JOB. The records should be written out in full, with nothing altered.

══════════════════════════════

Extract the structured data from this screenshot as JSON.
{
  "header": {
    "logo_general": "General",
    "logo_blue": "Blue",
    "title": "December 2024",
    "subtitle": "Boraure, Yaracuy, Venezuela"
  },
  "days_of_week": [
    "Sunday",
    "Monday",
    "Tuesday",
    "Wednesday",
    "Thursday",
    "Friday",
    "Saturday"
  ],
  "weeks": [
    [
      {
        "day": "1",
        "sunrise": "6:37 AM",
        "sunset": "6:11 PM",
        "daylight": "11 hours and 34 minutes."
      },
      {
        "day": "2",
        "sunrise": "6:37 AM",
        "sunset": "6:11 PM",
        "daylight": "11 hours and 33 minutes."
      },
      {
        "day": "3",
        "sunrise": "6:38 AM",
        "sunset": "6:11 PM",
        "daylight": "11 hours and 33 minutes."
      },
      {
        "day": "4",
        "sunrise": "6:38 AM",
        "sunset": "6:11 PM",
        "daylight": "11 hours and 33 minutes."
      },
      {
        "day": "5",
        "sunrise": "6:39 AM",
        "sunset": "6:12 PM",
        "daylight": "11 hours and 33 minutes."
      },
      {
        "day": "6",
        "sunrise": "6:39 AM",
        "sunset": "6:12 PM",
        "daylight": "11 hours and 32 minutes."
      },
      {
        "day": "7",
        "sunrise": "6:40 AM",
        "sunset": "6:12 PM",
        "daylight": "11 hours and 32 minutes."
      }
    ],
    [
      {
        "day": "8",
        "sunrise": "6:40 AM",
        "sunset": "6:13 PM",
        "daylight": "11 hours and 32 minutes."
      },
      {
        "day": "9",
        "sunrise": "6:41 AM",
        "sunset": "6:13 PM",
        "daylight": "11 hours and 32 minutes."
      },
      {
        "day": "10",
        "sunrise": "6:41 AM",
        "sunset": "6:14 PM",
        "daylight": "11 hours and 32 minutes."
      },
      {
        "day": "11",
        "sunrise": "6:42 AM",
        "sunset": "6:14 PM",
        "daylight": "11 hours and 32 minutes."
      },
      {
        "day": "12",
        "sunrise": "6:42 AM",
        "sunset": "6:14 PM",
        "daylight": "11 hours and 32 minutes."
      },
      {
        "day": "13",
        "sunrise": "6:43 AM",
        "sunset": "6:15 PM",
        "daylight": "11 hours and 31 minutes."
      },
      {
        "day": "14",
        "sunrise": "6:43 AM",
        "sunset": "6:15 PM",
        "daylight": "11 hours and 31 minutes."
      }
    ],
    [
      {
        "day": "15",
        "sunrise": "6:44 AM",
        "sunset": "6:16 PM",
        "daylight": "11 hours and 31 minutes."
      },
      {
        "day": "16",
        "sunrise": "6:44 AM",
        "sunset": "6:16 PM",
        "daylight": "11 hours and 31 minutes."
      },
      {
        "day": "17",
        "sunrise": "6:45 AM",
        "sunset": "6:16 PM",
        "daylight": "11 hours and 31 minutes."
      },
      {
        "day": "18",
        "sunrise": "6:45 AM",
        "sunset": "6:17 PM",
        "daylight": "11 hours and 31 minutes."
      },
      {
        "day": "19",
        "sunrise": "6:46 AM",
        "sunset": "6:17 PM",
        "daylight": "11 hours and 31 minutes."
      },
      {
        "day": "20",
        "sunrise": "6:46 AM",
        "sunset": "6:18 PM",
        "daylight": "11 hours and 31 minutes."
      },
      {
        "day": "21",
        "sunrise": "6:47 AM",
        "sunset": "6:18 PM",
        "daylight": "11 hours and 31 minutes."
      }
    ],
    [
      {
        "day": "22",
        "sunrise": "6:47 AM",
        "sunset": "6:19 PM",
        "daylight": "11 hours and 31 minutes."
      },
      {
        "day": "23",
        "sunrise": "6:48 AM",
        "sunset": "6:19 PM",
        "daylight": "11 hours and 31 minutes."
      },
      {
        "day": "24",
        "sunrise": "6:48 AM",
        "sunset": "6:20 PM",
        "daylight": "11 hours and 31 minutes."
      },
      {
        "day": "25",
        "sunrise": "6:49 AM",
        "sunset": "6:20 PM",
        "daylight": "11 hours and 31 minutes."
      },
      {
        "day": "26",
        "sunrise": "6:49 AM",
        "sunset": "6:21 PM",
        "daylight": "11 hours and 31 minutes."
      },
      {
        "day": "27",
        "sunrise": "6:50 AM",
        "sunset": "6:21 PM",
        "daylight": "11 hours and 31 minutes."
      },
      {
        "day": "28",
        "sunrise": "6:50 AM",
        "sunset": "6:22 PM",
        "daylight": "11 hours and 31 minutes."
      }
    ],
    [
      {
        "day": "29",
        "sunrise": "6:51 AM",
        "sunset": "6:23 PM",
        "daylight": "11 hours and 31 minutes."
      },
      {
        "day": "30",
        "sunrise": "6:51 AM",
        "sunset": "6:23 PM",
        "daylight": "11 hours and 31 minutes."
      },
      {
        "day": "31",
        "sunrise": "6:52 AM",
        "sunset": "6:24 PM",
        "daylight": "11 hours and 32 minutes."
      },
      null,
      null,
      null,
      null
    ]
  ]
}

══════════════════════════════

RIGHT ANSWER.
Extract the structured data from this screenshot as JSON.
{
  "header": {
    "logo_general": "General",
    "logo_blue": "Blue",
    "title": "December 2024",
    "subtitle": "Boraure, Yaracuy, Venezuela"
  },
  "days_of_week": [
    "Sunday",
    "Monday",
    "Tuesday",
    "Wednesday",
    "Thursday",
    "Friday",
    "Saturday"
  ],
  "weeks": [
    [
      {
        "day": "1",
        "sunrise": "6:37 AM",
        "sunset": "6:11 PM",
        "daylight": "11 hours and 34 minutes."
      },
      {
        "day": "2",
        "sunrise": "6:37 AM",
        "sunset": "6:11 PM",
        "daylight": "11 hours and 33 minutes."
      },
      {
        "day": "3",
        "sunrise": "6:38 AM",
        "sunset": "6:11 PM",
        "daylight": "11 hours and 33 minutes."
      },
      {
        "day": "4",
        "sunrise": "6:38 AM",
        "sunset": "6:11 PM",
        "daylight": "11 hours and 33 minutes."
      },
      {
        "day": "5",
        "sunrise": "6:39 AM",
        "sunset": "6:12 PM",
        "daylight": "11 hours and 33 minutes."
      },
      {
        "day": "6",
        "sunrise": "6:39 AM",
        "sunset": "6:12 PM",
        "daylight": "11 hours and 32 minutes."
      },
      {
        "day": "7",
        "sunrise": "6:40 AM",
        "sunset": "6:12 PM",
        "daylight": "11 hours and 32 minutes."
      }
    ],
    [
      {
        "day": "8",
        "sunrise": "6:40 AM",
        "sunset": "6:13 PM",
        "daylight": "11 hours and 32 minutes."
      },
      {
        "day": "9",
        "sunrise": "6:41 AM",
        "sunset": "6:13 PM",
        "daylight": "11 hours and 32 minutes."
      },
      {
        "day": "10",
        "sunrise": "6:41 AM",
        "sunset": "6:14 PM",
        "daylight": "11 hours and 32 minutes."
      },
      {
        "day": "11",
        "sunrise": "6:42 AM",
        "sunset": "6:14 PM",
        "daylight": "11 hours and 32 minutes."
      },
      {
        "day": "12",
        "sunrise": "6:42 AM",
        "sunset": "6:14 PM",
        "daylight": "11 hours and 32 minutes."
      },
      {
        "day": "13",
        "sunrise": "6:43 AM",
        "sunset": "6:15 PM",
        "daylight": "11 hours and 31 minutes."
      },
      {
        "day": "14",
        "sunrise": "6:43 AM",
        "sunset": "6:15 PM",
        "daylight": "11 hours and 31 minutes."
      }
    ],
    [
      {
        "day": "15",
        "sunrise": "6:44 AM",
        "sunset": "6:16 PM",
        "daylight": "11 hours and 31 minutes."
      },
      {
        "day": "16",
        "sunrise": "6:44 AM",
        "sunset": "6:16 PM",
        "daylight": "11 hours and 31 minutes."
      },
      {
        "day": "17",
        "sunrise": "6:45 AM",
        "sunset": "6:16 PM",
        "daylight": "11 hours and 31 minutes."
      },
      {
        "day": "18",
        "sunrise": "6:45 AM",
        "sunset": "6:17 PM",
        "daylight": "11 hours and 31 minutes."
      },
      {
        "day": "19",
        "sunrise": "6:46 AM",
        "sunset": "6:17 PM",
        "daylight": "11 hours and 31 minutes."
      },
      {
        "day": "20",
        "sunrise": "6:46 AM",
        "sunset": "6:18 PM",
        "daylight": "11 hours and 31 minutes."
      },
      {
        "day": "21",
        "sunrise": "6:47 AM",
        "sunset": "6:18 PM",
        "daylight": "11 hours and 31 minutes."
      }
    ],
    [
      {
        "day": "22",
        "sunrise": "6:47 AM",
        "sunset": "6:19 PM",
        "daylight": "11 hours and 31 minutes."
      },
      {
        "day": "23",
        "sunrise": "6:48 AM",
        "sunset": "6:19 PM",
        "daylight": "11 hours and 31 minutes."
      },
      {
        "day": "24",
        "sunrise": "6:48 AM",
        "sunset": "6:20 PM",
        "daylight": "11 hours and 31 minutes."
      },
      {
        "day": "25",
        "sunrise": "6:49 AM",
        "sunset": "6:20 PM",
        "daylight": "11 hours and 31 minutes."
      },
      {
        "day": "26",
        "sunrise": "6:49 AM",
        "sunset": "6:21 PM",
        "daylight": "11 hours and 31 minutes."
      },
      {
        "day": "27",
        "sunrise": "6:50 AM",
        "sunset": "6:21 PM",
        "daylight": "11 hours and 31 minutes."
      },
      {
        "day": "28",
        "sunrise": "6:50 AM",
        "sunset": "6:22 PM",
        "daylight": "11 hours and 31 minutes."
      }
    ],
    [
      {
        "day": "29",
        "sunrise": "6:51 AM",
        "sunset": "6:23 PM",
        "daylight": "11 hours and 31 minutes."
      },
      {
        "day": "30",
        "sunrise": "6:51 AM",
        "sunset": "6:23 PM",
        "daylight": "11 hours and 31 minutes."
      },
      {
        "day": "31",
        "sunrise": "6:52 AM",
        "sunset": "6:24 PM",
        "daylight": "11 hours and 32 minutes."
      },
      null,
      null,
      null,
      null
    ]
  ]
}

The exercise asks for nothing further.